**Aim:** Filter out everything except lines holding "this".

[Records that describe figures]
# # # # # # #

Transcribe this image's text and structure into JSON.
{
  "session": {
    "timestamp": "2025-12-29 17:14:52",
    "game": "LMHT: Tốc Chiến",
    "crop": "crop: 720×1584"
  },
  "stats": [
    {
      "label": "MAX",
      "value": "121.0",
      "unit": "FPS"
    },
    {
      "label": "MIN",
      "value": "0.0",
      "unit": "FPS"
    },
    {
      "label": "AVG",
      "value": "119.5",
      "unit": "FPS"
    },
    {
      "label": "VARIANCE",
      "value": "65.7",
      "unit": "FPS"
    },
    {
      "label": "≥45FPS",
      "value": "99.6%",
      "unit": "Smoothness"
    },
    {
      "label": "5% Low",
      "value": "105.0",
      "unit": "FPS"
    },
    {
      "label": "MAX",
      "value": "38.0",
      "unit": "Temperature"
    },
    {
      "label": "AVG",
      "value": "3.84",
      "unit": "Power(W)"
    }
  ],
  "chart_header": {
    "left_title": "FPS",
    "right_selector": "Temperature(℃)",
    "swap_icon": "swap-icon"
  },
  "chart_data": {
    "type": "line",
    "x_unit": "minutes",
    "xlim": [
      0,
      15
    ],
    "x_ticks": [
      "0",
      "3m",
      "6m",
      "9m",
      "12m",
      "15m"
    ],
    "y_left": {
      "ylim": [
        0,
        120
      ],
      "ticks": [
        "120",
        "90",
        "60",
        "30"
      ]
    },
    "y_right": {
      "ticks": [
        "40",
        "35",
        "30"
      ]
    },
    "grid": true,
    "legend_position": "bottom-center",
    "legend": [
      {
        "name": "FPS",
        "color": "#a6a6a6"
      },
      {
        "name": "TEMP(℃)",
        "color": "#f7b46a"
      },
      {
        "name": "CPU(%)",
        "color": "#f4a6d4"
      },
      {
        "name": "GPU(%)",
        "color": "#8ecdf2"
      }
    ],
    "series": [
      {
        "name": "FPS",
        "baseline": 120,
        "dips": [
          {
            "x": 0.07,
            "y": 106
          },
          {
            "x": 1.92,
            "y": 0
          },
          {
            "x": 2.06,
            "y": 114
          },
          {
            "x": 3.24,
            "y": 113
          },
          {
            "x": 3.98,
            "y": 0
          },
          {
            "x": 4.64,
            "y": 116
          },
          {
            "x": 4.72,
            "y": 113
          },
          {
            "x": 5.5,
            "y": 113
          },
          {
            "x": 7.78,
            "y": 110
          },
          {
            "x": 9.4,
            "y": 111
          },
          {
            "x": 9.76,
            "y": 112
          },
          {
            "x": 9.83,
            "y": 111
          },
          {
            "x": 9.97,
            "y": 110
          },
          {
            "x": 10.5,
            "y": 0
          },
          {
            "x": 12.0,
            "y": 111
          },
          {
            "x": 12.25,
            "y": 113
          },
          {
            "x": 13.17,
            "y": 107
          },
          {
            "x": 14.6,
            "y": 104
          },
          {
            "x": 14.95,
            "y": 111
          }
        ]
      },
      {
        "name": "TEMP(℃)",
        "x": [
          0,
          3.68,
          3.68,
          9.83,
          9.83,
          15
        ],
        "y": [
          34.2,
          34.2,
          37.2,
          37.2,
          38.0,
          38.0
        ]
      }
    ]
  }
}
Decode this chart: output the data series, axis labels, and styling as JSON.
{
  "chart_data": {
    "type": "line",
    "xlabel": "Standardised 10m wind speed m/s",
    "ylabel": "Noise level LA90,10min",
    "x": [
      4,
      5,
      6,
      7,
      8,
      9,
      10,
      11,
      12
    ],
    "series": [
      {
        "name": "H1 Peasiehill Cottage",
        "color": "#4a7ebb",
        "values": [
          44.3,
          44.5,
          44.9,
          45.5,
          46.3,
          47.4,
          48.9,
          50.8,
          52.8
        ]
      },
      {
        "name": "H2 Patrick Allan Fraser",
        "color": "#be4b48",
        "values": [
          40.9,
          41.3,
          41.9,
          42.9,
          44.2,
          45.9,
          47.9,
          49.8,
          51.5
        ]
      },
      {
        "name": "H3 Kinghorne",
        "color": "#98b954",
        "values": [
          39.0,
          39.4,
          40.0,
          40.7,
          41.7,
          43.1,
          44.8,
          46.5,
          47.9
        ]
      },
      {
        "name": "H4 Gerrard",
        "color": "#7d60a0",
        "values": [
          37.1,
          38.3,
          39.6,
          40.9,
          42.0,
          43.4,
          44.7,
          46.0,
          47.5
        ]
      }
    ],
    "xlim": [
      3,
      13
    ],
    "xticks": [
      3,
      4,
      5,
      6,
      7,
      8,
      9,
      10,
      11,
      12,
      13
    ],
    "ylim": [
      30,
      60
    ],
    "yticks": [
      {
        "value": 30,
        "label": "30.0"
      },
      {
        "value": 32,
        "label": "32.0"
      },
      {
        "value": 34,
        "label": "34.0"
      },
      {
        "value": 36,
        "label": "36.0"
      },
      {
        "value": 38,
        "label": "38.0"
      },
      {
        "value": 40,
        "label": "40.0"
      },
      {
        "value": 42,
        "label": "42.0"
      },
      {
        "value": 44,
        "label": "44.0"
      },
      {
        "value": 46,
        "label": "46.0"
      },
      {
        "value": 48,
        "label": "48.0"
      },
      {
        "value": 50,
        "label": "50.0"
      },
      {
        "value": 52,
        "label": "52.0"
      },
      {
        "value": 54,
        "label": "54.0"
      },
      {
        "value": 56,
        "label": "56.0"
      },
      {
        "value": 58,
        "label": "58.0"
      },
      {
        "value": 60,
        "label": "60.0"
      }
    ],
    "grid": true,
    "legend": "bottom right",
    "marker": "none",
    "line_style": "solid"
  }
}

# # # # # # #

**Answer below:**
Transcribe this image's text and structure into JSON.
Decode this chart: output the data series, axis labels, and styling as JSON.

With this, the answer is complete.